╭─ Input records

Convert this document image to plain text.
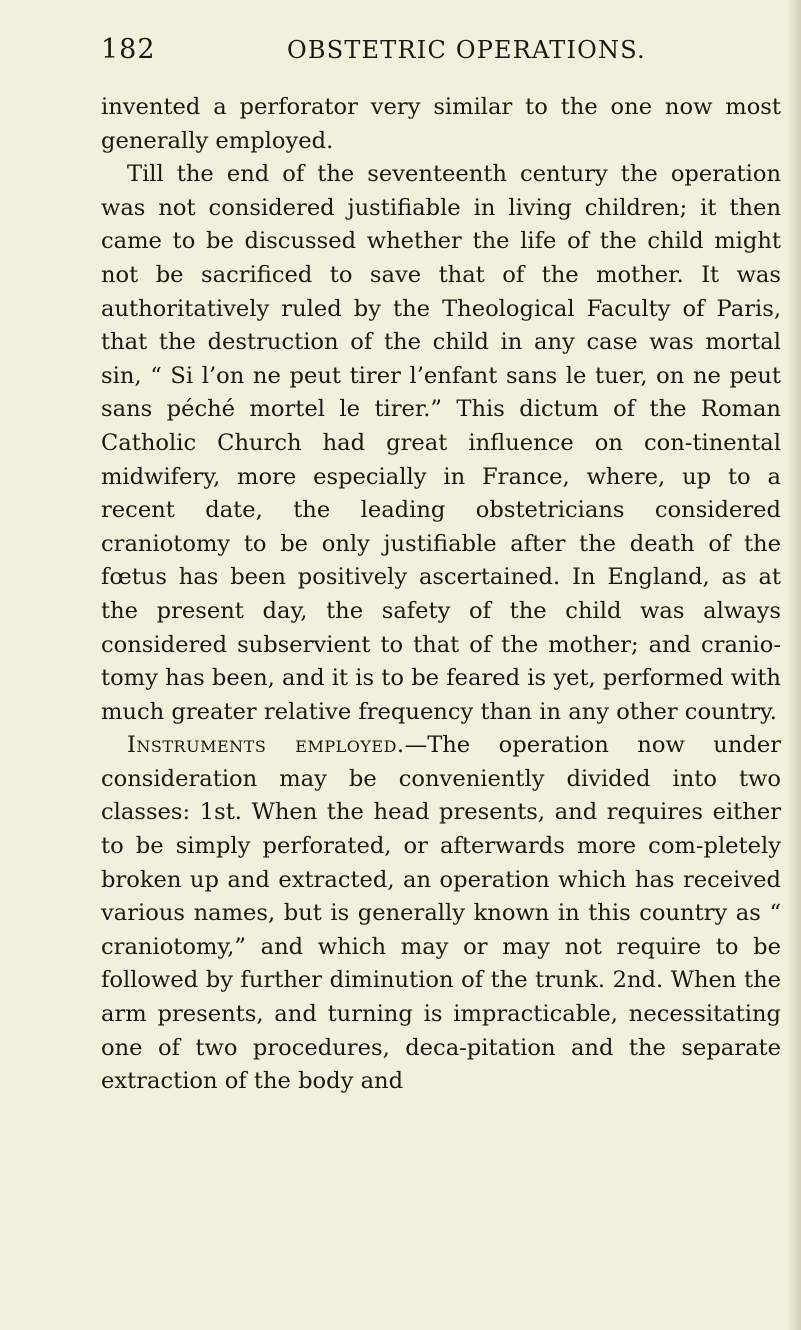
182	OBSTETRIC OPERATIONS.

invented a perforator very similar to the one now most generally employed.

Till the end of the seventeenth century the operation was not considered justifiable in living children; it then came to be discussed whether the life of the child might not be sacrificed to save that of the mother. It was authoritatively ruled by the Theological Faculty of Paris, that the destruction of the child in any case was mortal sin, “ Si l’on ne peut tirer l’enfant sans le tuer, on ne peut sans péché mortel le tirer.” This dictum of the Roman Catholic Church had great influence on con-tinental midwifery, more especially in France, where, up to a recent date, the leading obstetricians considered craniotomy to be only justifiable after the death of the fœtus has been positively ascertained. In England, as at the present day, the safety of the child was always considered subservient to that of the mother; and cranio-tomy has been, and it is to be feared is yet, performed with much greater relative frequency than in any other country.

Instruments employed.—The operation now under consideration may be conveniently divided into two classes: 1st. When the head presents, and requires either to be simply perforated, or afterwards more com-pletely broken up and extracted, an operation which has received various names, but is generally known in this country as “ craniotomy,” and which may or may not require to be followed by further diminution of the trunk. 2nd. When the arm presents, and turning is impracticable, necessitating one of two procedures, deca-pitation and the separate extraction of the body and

╰─

### Problem statement
All entries must be written out again exactly as given, with no pictures in the copy.

### Task response
Convert this document image to plain text.
182	OBSTETRIC OPERATIONS.

invented a perforator very similar to the one now most generally employed.

Till the end of the seventeenth century the operation was not considered justifiable in living children; it then came to be discussed whether the life of the child might not be sacrificed to save that of the mother. It was authoritatively ruled by the Theological Faculty of Paris, that the destruction of the child in any case was mortal sin, “ Si l’on ne peut tirer l’enfant sans le tuer, on ne peut sans péché mortel le tirer.” This dictum of the Roman Catholic Church had great influence on con-tinental midwifery, more especially in France, where, up to a recent date, the leading obstetricians considered craniotomy to be only justifiable after the death of the fœtus has been positively ascertained. In England, as at the present day, the safety of the child was always considered subservient to that of the mother; and cranio-tomy has been, and it is to be feared is yet, performed with much greater relative frequency than in any other country.

Instruments employed.—The operation now under consideration may be conveniently divided into two classes: 1st. When the head presents, and requires either to be simply perforated, or afterwards more com-pletely broken up and extracted, an operation which has received various names, but is generally known in this country as “ craniotomy,” and which may or may not require to be followed by further diminution of the trunk. 2nd. When the arm presents, and turning is impracticable, necessitating one of two procedures, deca-pitation and the separate extraction of the body and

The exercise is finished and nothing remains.